## REQUIREMENT:
Copy out each line featuring the string "document" from the entries beneath.

(Dataset items)
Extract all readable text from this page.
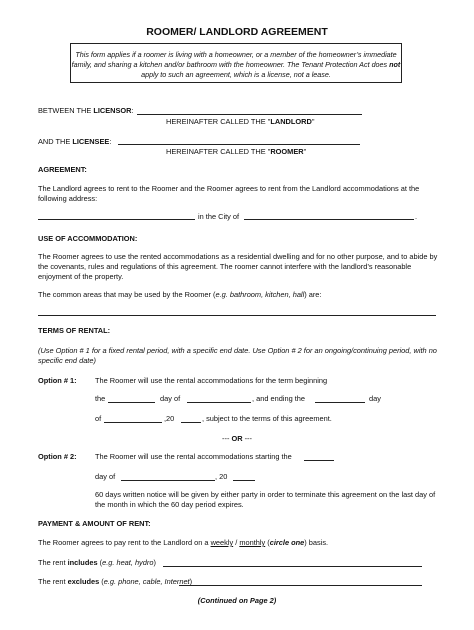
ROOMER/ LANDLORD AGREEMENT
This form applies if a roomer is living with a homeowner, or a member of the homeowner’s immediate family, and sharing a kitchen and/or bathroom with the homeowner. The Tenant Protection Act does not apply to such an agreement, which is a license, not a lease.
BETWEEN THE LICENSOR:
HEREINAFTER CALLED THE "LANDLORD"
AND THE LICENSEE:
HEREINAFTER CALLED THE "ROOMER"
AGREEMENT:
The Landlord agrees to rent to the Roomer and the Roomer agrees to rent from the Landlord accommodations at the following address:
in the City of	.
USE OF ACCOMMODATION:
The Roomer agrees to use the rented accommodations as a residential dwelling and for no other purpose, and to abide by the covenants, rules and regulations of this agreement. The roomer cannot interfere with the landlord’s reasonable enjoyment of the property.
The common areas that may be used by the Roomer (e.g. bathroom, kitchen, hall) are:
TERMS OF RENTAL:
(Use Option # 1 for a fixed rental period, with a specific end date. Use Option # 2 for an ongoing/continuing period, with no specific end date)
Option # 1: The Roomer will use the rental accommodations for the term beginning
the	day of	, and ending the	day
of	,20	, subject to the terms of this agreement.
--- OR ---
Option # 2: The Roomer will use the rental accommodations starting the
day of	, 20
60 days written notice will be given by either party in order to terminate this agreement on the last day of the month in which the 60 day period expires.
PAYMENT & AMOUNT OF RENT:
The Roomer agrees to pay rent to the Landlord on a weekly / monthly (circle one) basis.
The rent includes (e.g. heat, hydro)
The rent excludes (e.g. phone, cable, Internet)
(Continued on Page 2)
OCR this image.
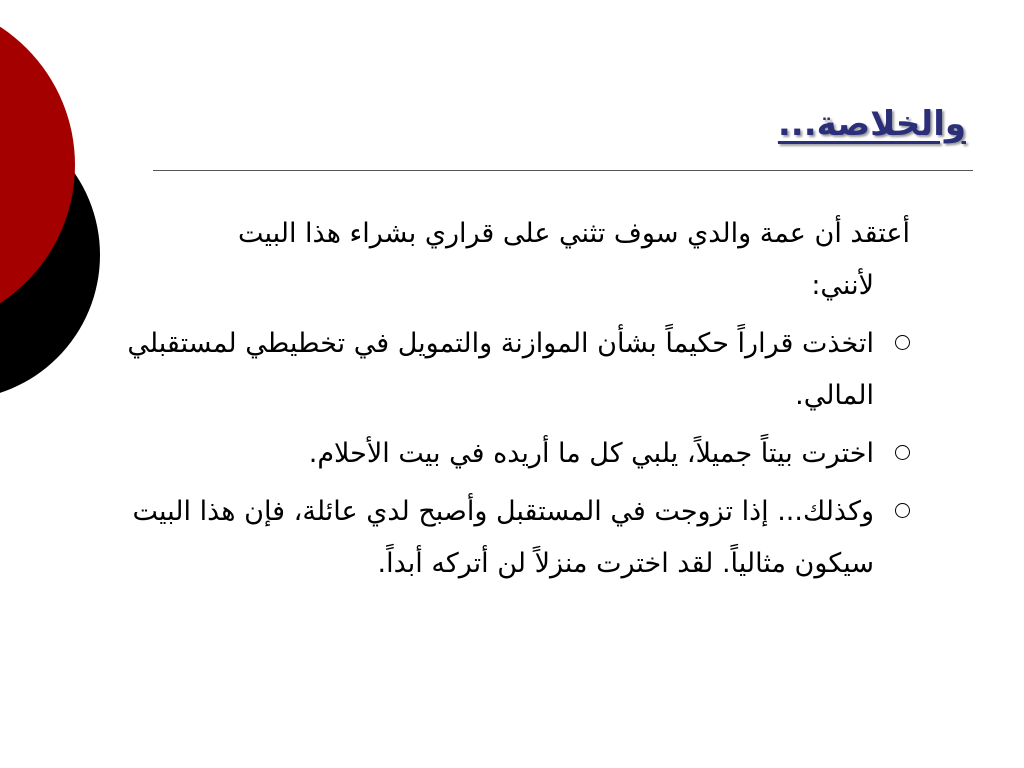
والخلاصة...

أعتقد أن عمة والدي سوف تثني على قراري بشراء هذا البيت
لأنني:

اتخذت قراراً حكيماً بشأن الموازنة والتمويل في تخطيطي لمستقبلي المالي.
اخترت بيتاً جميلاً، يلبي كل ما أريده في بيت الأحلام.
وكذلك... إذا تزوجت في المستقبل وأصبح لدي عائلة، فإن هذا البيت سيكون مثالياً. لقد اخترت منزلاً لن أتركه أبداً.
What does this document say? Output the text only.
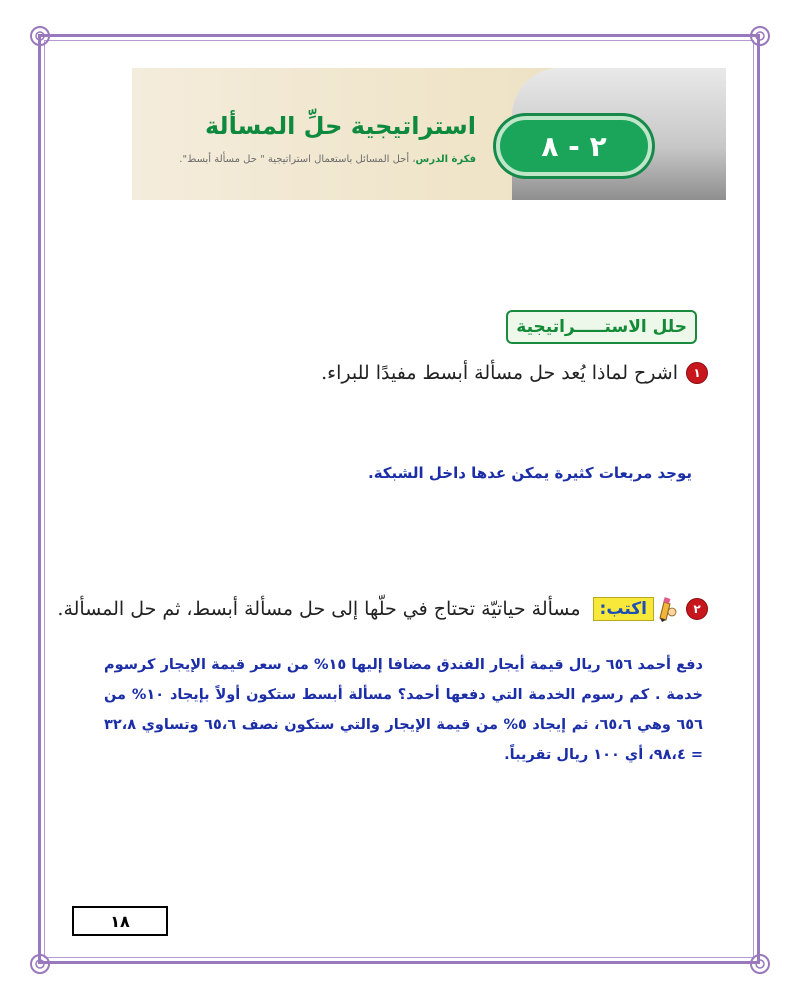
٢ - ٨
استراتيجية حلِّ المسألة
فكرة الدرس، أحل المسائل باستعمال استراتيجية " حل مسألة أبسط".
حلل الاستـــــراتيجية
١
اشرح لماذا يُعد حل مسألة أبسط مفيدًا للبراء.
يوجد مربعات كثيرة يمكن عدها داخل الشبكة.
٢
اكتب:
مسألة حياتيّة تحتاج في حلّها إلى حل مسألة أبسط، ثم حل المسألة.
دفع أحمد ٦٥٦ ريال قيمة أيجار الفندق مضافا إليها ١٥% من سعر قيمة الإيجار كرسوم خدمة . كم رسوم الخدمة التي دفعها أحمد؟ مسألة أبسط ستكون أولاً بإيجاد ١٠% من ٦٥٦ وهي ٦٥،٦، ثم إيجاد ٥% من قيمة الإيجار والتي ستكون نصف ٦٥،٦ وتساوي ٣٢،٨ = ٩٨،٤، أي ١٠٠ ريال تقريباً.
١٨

--

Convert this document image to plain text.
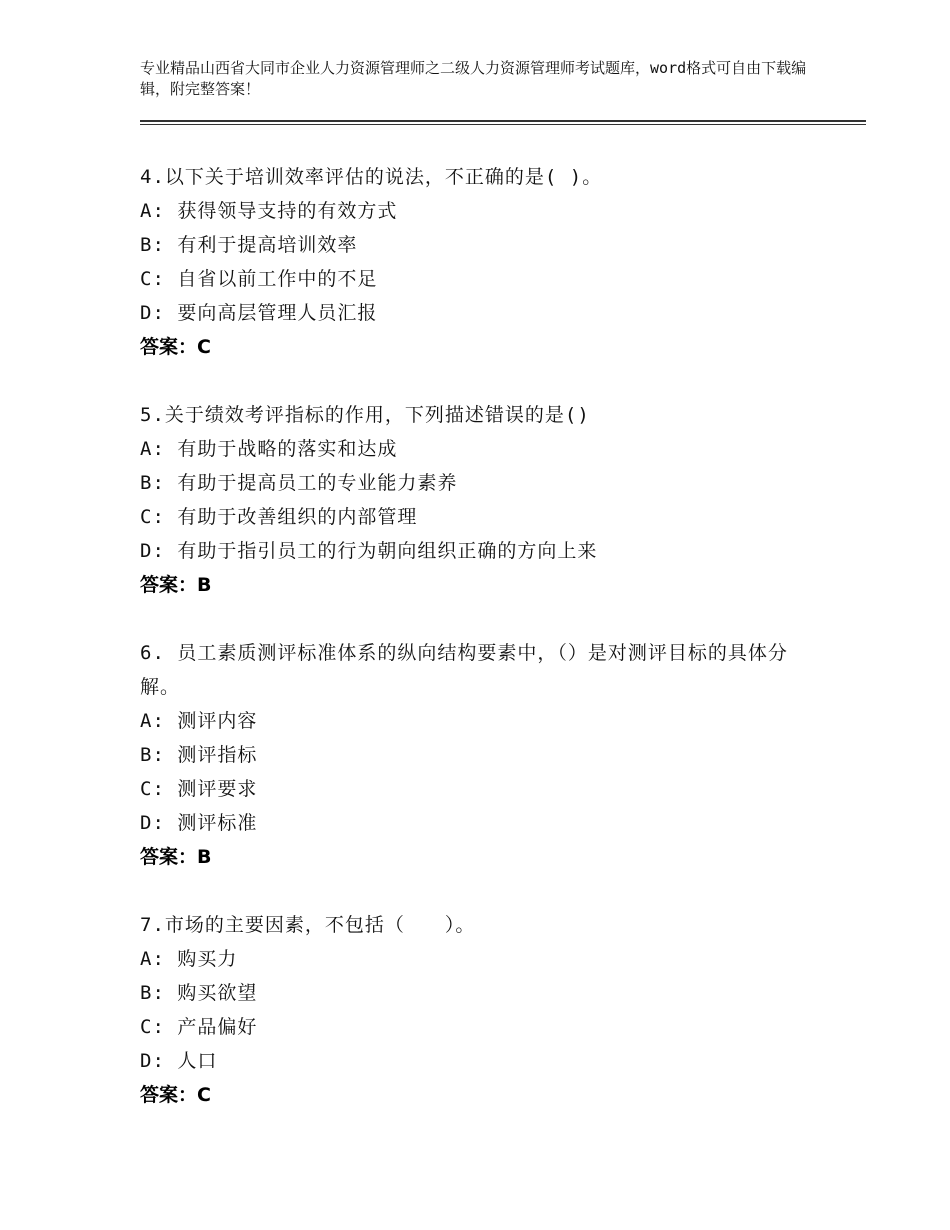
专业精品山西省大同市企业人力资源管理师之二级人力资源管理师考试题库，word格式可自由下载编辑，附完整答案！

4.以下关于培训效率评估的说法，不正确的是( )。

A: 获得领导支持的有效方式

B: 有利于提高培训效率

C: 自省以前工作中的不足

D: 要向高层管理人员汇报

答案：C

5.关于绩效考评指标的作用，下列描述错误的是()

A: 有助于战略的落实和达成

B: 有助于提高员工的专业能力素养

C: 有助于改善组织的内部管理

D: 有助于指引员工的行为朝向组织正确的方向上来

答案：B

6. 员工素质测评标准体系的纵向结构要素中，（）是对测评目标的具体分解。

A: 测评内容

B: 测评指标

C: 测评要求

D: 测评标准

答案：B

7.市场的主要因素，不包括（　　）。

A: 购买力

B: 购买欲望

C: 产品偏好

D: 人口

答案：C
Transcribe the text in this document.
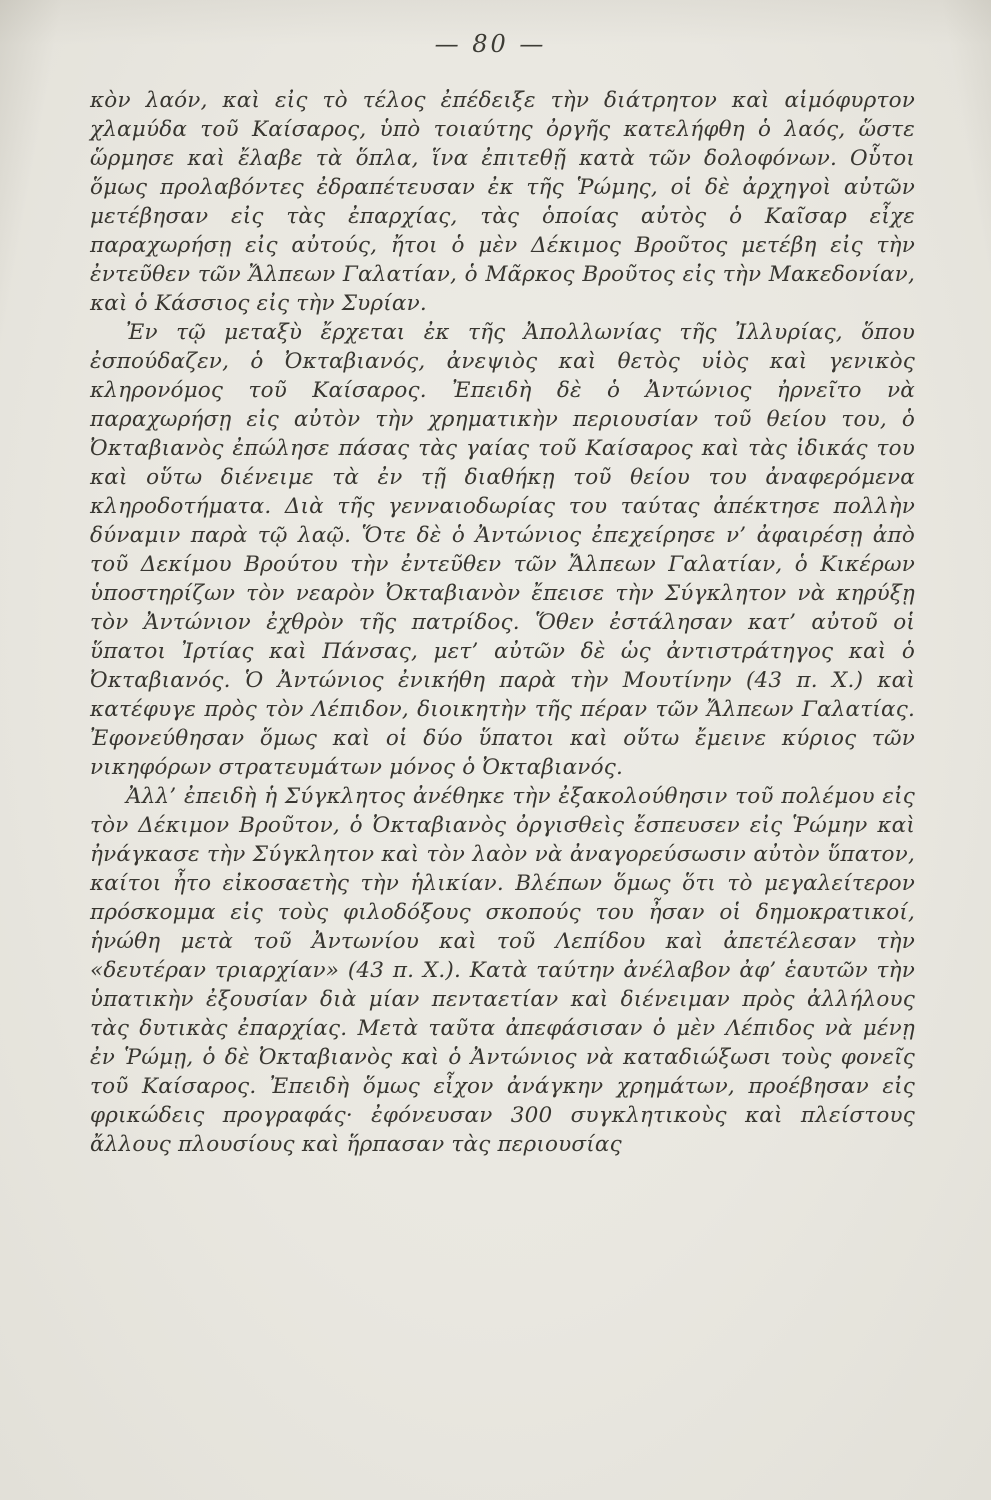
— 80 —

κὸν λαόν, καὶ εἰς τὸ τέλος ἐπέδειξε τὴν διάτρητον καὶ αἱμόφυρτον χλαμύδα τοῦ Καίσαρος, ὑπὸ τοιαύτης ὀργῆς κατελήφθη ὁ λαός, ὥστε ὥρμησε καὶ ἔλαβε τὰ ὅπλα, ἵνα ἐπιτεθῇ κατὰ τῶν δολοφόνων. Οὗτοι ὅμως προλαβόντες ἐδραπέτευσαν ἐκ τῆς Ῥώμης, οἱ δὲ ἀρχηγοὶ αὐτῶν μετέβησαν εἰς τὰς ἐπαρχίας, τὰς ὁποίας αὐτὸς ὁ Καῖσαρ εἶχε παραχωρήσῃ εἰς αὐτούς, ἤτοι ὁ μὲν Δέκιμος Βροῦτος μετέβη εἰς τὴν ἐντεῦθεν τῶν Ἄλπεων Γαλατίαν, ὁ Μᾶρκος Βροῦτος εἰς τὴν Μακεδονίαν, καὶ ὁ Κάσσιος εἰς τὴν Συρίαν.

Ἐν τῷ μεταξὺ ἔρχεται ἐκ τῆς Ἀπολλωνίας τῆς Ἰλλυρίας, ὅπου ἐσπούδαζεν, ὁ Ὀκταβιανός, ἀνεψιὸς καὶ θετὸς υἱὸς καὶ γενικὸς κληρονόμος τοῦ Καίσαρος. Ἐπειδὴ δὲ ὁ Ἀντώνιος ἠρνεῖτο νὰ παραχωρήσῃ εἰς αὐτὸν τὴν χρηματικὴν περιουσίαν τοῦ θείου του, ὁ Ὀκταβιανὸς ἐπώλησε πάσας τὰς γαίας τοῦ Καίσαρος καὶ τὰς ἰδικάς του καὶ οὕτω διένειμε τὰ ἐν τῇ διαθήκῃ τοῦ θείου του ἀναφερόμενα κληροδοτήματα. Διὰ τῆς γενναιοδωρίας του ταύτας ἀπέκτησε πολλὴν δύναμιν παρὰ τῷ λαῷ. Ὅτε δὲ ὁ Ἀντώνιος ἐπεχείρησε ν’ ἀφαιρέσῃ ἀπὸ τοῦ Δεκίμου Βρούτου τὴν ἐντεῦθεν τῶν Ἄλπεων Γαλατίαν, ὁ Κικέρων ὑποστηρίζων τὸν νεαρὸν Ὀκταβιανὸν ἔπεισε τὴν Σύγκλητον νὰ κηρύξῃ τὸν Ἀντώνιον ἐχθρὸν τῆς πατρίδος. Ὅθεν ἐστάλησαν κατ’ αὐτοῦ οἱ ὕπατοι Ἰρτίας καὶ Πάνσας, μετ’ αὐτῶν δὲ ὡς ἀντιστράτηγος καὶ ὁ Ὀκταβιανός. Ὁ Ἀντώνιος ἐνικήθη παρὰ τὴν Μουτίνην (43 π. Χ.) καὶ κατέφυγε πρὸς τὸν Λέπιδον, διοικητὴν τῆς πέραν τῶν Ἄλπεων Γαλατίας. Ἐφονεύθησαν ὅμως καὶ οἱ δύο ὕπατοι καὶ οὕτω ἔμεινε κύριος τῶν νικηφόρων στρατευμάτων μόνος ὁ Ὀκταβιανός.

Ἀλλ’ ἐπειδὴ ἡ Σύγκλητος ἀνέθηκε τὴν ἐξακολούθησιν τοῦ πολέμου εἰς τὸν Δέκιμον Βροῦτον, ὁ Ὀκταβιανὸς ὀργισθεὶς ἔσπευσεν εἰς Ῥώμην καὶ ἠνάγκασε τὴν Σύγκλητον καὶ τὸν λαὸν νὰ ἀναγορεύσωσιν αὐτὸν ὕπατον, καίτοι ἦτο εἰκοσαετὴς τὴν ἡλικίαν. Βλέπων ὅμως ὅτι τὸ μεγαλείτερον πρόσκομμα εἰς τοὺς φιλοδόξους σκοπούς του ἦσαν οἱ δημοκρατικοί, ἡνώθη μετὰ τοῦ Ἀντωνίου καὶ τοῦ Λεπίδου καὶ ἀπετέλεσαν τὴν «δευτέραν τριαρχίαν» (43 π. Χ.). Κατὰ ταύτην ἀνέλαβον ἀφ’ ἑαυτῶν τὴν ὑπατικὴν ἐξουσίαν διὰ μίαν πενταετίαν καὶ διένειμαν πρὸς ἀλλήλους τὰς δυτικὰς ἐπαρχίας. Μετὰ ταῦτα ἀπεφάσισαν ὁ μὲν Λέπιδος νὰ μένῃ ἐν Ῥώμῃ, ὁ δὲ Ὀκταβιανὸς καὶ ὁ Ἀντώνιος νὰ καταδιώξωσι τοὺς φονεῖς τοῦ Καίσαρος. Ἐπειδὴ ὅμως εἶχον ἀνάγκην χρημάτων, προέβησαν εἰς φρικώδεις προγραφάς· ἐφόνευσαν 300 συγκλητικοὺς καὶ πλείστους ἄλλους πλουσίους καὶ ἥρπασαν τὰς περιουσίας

## WRITTEN ANSWER:
What does this document say? Output the text only.
Convert this document image to plain text.
Transcribe the text in this document.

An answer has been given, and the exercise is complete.